═══ Data excerpts
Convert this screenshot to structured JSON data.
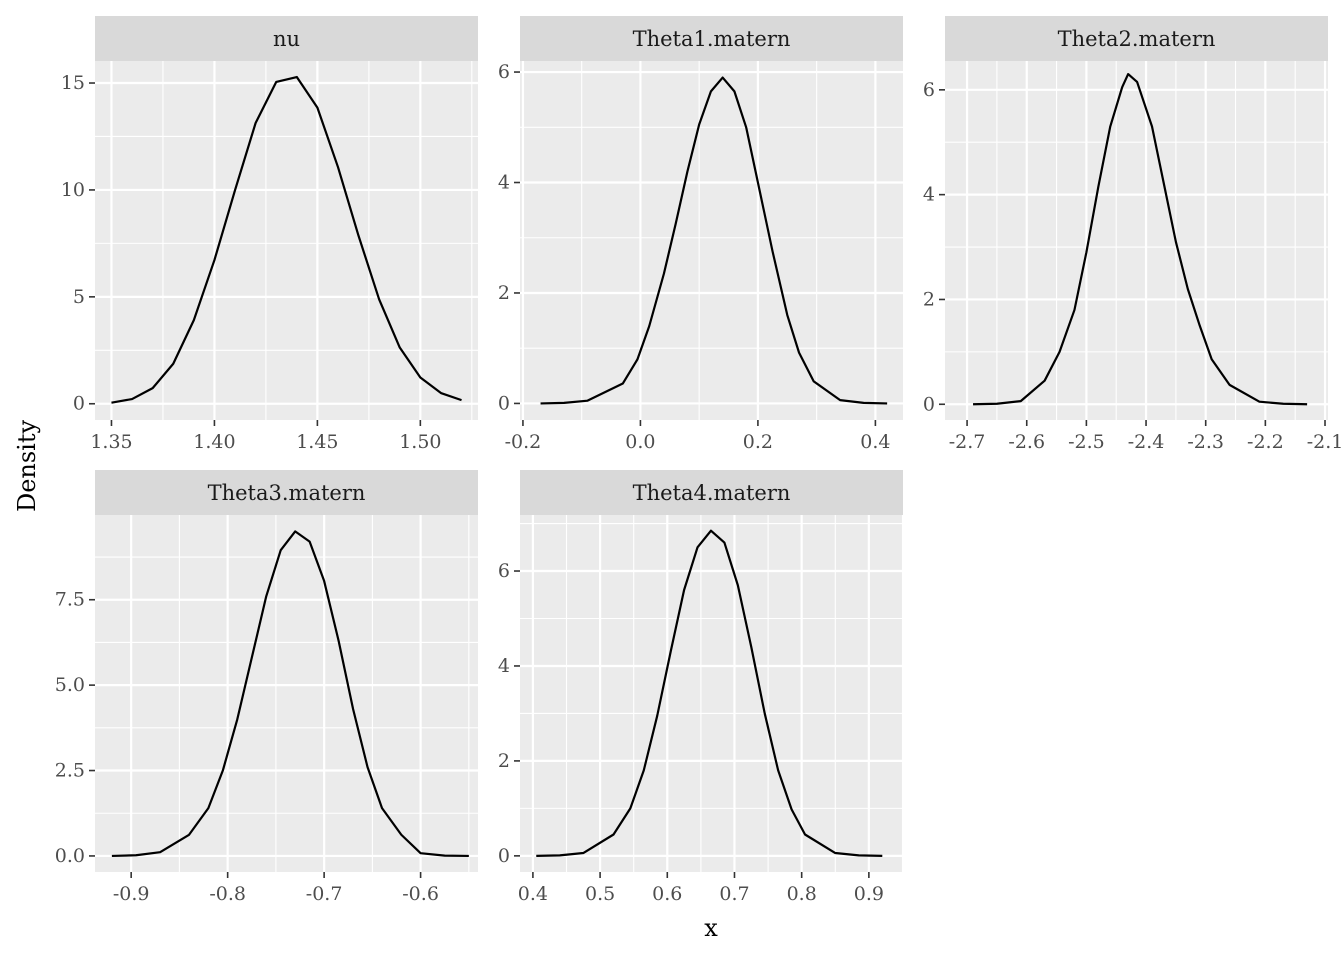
{
  "chart_data": {
    "type": "line",
    "xlabel": "x",
    "ylabel": "Density",
    "colors": {
      "panel_background": "#ebebeb",
      "strip_background": "#d9d9d9",
      "grid": "#ffffff",
      "line": "#000000",
      "tick": "#333333"
    },
    "grid": true,
    "panels": [
      {
        "name": "nu",
        "xlim": [
          1.342,
          1.528
        ],
        "ylim": [
          -0.76,
          16.03
        ],
        "x_ticks": [
          1.35,
          1.4,
          1.45,
          1.5
        ],
        "x_tick_labels": [
          "1.35",
          "1.40",
          "1.45",
          "1.50"
        ],
        "y_ticks": [
          0,
          5,
          10,
          15
        ],
        "y_tick_labels": [
          "0",
          "5",
          "10",
          "15"
        ],
        "x": [
          1.35,
          1.36,
          1.37,
          1.38,
          1.39,
          1.4,
          1.41,
          1.42,
          1.43,
          1.44,
          1.45,
          1.46,
          1.47,
          1.48,
          1.49,
          1.5,
          1.51,
          1.52
        ],
        "y": [
          0.05,
          0.22,
          0.73,
          1.87,
          3.91,
          6.72,
          9.99,
          13.13,
          15.05,
          15.28,
          13.85,
          11.07,
          7.85,
          4.88,
          2.63,
          1.23,
          0.5,
          0.17
        ]
      },
      {
        "name": "Theta1.matern",
        "xlim": [
          -0.205,
          0.447
        ],
        "ylim": [
          -0.3,
          6.2
        ],
        "x_ticks": [
          -0.2,
          0.0,
          0.2,
          0.4
        ],
        "x_tick_labels": [
          "-0.2",
          "0.0",
          "0.2",
          "0.4"
        ],
        "y_ticks": [
          0,
          2,
          4,
          6
        ],
        "y_tick_labels": [
          "0",
          "2",
          "4",
          "6"
        ],
        "x": [
          -0.17,
          -0.13,
          -0.09,
          -0.03,
          -0.005,
          0.015,
          0.04,
          0.06,
          0.08,
          0.1,
          0.12,
          0.14,
          0.16,
          0.18,
          0.2,
          0.225,
          0.25,
          0.27,
          0.295,
          0.34,
          0.38,
          0.42
        ],
        "y": [
          0.0,
          0.01,
          0.05,
          0.36,
          0.8,
          1.4,
          2.35,
          3.25,
          4.2,
          5.05,
          5.65,
          5.9,
          5.65,
          5.0,
          4.0,
          2.75,
          1.6,
          0.92,
          0.4,
          0.06,
          0.01,
          0.0
        ]
      },
      {
        "name": "Theta2.matern",
        "xlim": [
          -2.737,
          -2.095
        ],
        "ylim": [
          -0.3,
          6.55
        ],
        "x_ticks": [
          -2.7,
          -2.6,
          -2.5,
          -2.4,
          -2.3,
          -2.2,
          -2.1
        ],
        "x_tick_labels": [
          "-2.7",
          "-2.6",
          "-2.5",
          "-2.4",
          "-2.3",
          "-2.2",
          "-2.1"
        ],
        "y_ticks": [
          0,
          2,
          4,
          6
        ],
        "y_tick_labels": [
          "0",
          "2",
          "4",
          "6"
        ],
        "x": [
          -2.69,
          -2.65,
          -2.61,
          -2.57,
          -2.545,
          -2.52,
          -2.5,
          -2.48,
          -2.46,
          -2.44,
          -2.43,
          -2.415,
          -2.39,
          -2.37,
          -2.35,
          -2.33,
          -2.31,
          -2.29,
          -2.26,
          -2.21,
          -2.17,
          -2.13
        ],
        "y": [
          0.0,
          0.01,
          0.06,
          0.45,
          1.0,
          1.8,
          2.9,
          4.15,
          5.3,
          6.05,
          6.3,
          6.15,
          5.3,
          4.2,
          3.1,
          2.2,
          1.5,
          0.86,
          0.37,
          0.05,
          0.01,
          0.0
        ]
      },
      {
        "name": "Theta3.matern",
        "xlim": [
          -0.9375,
          -0.5405
        ],
        "ylim": [
          -0.47,
          9.98
        ],
        "x_ticks": [
          -0.9,
          -0.8,
          -0.7,
          -0.6
        ],
        "x_tick_labels": [
          "-0.9",
          "-0.8",
          "-0.7",
          "-0.6"
        ],
        "y_ticks": [
          0,
          2.5,
          5.0,
          7.5
        ],
        "y_tick_labels": [
          "0.0",
          "2.5",
          "5.0",
          "7.5"
        ],
        "x": [
          -0.92,
          -0.895,
          -0.87,
          -0.84,
          -0.82,
          -0.805,
          -0.79,
          -0.775,
          -0.76,
          -0.745,
          -0.73,
          -0.715,
          -0.7,
          -0.685,
          -0.67,
          -0.655,
          -0.64,
          -0.62,
          -0.6,
          -0.575,
          -0.55
        ],
        "y": [
          0.0,
          0.02,
          0.11,
          0.62,
          1.4,
          2.5,
          4.0,
          5.8,
          7.6,
          8.95,
          9.5,
          9.2,
          8.05,
          6.3,
          4.3,
          2.6,
          1.4,
          0.62,
          0.08,
          0.01,
          0.0
        ]
      },
      {
        "name": "Theta4.matern",
        "xlim": [
          0.3808,
          0.9508
        ],
        "ylim": [
          -0.34,
          7.18
        ],
        "x_ticks": [
          0.4,
          0.5,
          0.6,
          0.7,
          0.8,
          0.9
        ],
        "x_tick_labels": [
          "0.4",
          "0.5",
          "0.6",
          "0.7",
          "0.8",
          "0.9"
        ],
        "y_ticks": [
          0,
          2,
          4,
          6
        ],
        "y_tick_labels": [
          "0",
          "2",
          "4",
          "6"
        ],
        "x": [
          0.405,
          0.44,
          0.475,
          0.52,
          0.545,
          0.565,
          0.585,
          0.605,
          0.625,
          0.645,
          0.665,
          0.685,
          0.705,
          0.725,
          0.745,
          0.765,
          0.785,
          0.805,
          0.85,
          0.885,
          0.92
        ],
        "y": [
          0.0,
          0.01,
          0.06,
          0.45,
          1.0,
          1.8,
          2.95,
          4.3,
          5.6,
          6.5,
          6.85,
          6.6,
          5.7,
          4.4,
          3.0,
          1.8,
          0.98,
          0.45,
          0.06,
          0.01,
          0.0
        ]
      }
    ]
  }
}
══════
◆ **Task objective**: Omit all pictures while transcribing the entries verbatim.

◆ **Reply**:
Convert this screenshot to structured JSON data.
{
  "chart_data": {
    "type": "line",
    "xlabel": "x",
    "ylabel": "Density",
    "colors": {
      "panel_background": "#ebebeb",
      "strip_background": "#d9d9d9",
      "grid": "#ffffff",
      "line": "#000000",
      "tick": "#333333"
    },
    "grid": true,
    "panels": [
      {
        "name": "nu",
        "xlim": [
          1.342,
          1.528
        ],
        "ylim": [
          -0.76,
          16.03
        ],
        "x_ticks": [
          1.35,
          1.4,
          1.45,
          1.5
        ],
        "x_tick_labels": [
          "1.35",
          "1.40",
          "1.45",
          "1.50"
        ],
        "y_ticks": [
          0,
          5,
          10,
          15
        ],
        "y_tick_labels": [
          "0",
          "5",
          "10",
          "15"
        ],
        "x": [
          1.35,
          1.36,
          1.37,
          1.38,
          1.39,
          1.4,
          1.41,
          1.42,
          1.43,
          1.44,
          1.45,
          1.46,
          1.47,
          1.48,
          1.49,
          1.5,
          1.51,
          1.52
        ],
        "y": [
          0.05,
          0.22,
          0.73,
          1.87,
          3.91,
          6.72,
          9.99,
          13.13,
          15.05,
          15.28,
          13.85,
          11.07,
          7.85,
          4.88,
          2.63,
          1.23,
          0.5,
          0.17
        ]
      },
      {
        "name": "Theta1.matern",
        "xlim": [
          -0.205,
          0.447
        ],
        "ylim": [
          -0.3,
          6.2
        ],
        "x_ticks": [
          -0.2,
          0.0,
          0.2,
          0.4
        ],
        "x_tick_labels": [
          "-0.2",
          "0.0",
          "0.2",
          "0.4"
        ],
        "y_ticks": [
          0,
          2,
          4,
          6
        ],
        "y_tick_labels": [
          "0",
          "2",
          "4",
          "6"
        ],
        "x": [
          -0.17,
          -0.13,
          -0.09,
          -0.03,
          -0.005,
          0.015,
          0.04,
          0.06,
          0.08,
          0.1,
          0.12,
          0.14,
          0.16,
          0.18,
          0.2,
          0.225,
          0.25,
          0.27,
          0.295,
          0.34,
          0.38,
          0.42
        ],
        "y": [
          0.0,
          0.01,
          0.05,
          0.36,
          0.8,
          1.4,
          2.35,
          3.25,
          4.2,
          5.05,
          5.65,
          5.9,
          5.65,
          5.0,
          4.0,
          2.75,
          1.6,
          0.92,
          0.4,
          0.06,
          0.01,
          0.0
        ]
      },
      {
        "name": "Theta2.matern",
        "xlim": [
          -2.737,
          -2.095
        ],
        "ylim": [
          -0.3,
          6.55
        ],
        "x_ticks": [
          -2.7,
          -2.6,
          -2.5,
          -2.4,
          -2.3,
          -2.2,
          -2.1
        ],
        "x_tick_labels": [
          "-2.7",
          "-2.6",
          "-2.5",
          "-2.4",
          "-2.3",
          "-2.2",
          "-2.1"
        ],
        "y_ticks": [
          0,
          2,
          4,
          6
        ],
        "y_tick_labels": [
          "0",
          "2",
          "4",
          "6"
        ],
        "x": [
          -2.69,
          -2.65,
          -2.61,
          -2.57,
          -2.545,
          -2.52,
          -2.5,
          -2.48,
          -2.46,
          -2.44,
          -2.43,
          -2.415,
          -2.39,
          -2.37,
          -2.35,
          -2.33,
          -2.31,
          -2.29,
          -2.26,
          -2.21,
          -2.17,
          -2.13
        ],
        "y": [
          0.0,
          0.01,
          0.06,
          0.45,
          1.0,
          1.8,
          2.9,
          4.15,
          5.3,
          6.05,
          6.3,
          6.15,
          5.3,
          4.2,
          3.1,
          2.2,
          1.5,
          0.86,
          0.37,
          0.05,
          0.01,
          0.0
        ]
      },
      {
        "name": "Theta3.matern",
        "xlim": [
          -0.9375,
          -0.5405
        ],
        "ylim": [
          -0.47,
          9.98
        ],
        "x_ticks": [
          -0.9,
          -0.8,
          -0.7,
          -0.6
        ],
        "x_tick_labels": [
          "-0.9",
          "-0.8",
          "-0.7",
          "-0.6"
        ],
        "y_ticks": [
          0,
          2.5,
          5.0,
          7.5
        ],
        "y_tick_labels": [
          "0.0",
          "2.5",
          "5.0",
          "7.5"
        ],
        "x": [
          -0.92,
          -0.895,
          -0.87,
          -0.84,
          -0.82,
          -0.805,
          -0.79,
          -0.775,
          -0.76,
          -0.745,
          -0.73,
          -0.715,
          -0.7,
          -0.685,
          -0.67,
          -0.655,
          -0.64,
          -0.62,
          -0.6,
          -0.575,
          -0.55
        ],
        "y": [
          0.0,
          0.02,
          0.11,
          0.62,
          1.4,
          2.5,
          4.0,
          5.8,
          7.6,
          8.95,
          9.5,
          9.2,
          8.05,
          6.3,
          4.3,
          2.6,
          1.4,
          0.62,
          0.08,
          0.01,
          0.0
        ]
      },
      {
        "name": "Theta4.matern",
        "xlim": [
          0.3808,
          0.9508
        ],
        "ylim": [
          -0.34,
          7.18
        ],
        "x_ticks": [
          0.4,
          0.5,
          0.6,
          0.7,
          0.8,
          0.9
        ],
        "x_tick_labels": [
          "0.4",
          "0.5",
          "0.6",
          "0.7",
          "0.8",
          "0.9"
        ],
        "y_ticks": [
          0,
          2,
          4,
          6
        ],
        "y_tick_labels": [
          "0",
          "2",
          "4",
          "6"
        ],
        "x": [
          0.405,
          0.44,
          0.475,
          0.52,
          0.545,
          0.565,
          0.585,
          0.605,
          0.625,
          0.645,
          0.665,
          0.685,
          0.705,
          0.725,
          0.745,
          0.765,
          0.785,
          0.805,
          0.85,
          0.885,
          0.92
        ],
        "y": [
          0.0,
          0.01,
          0.06,
          0.45,
          1.0,
          1.8,
          2.95,
          4.3,
          5.6,
          6.5,
          6.85,
          6.6,
          5.7,
          4.4,
          3.0,
          1.8,
          0.98,
          0.45,
          0.06,
          0.01,
          0.0
        ]
      }
    ]
  }
}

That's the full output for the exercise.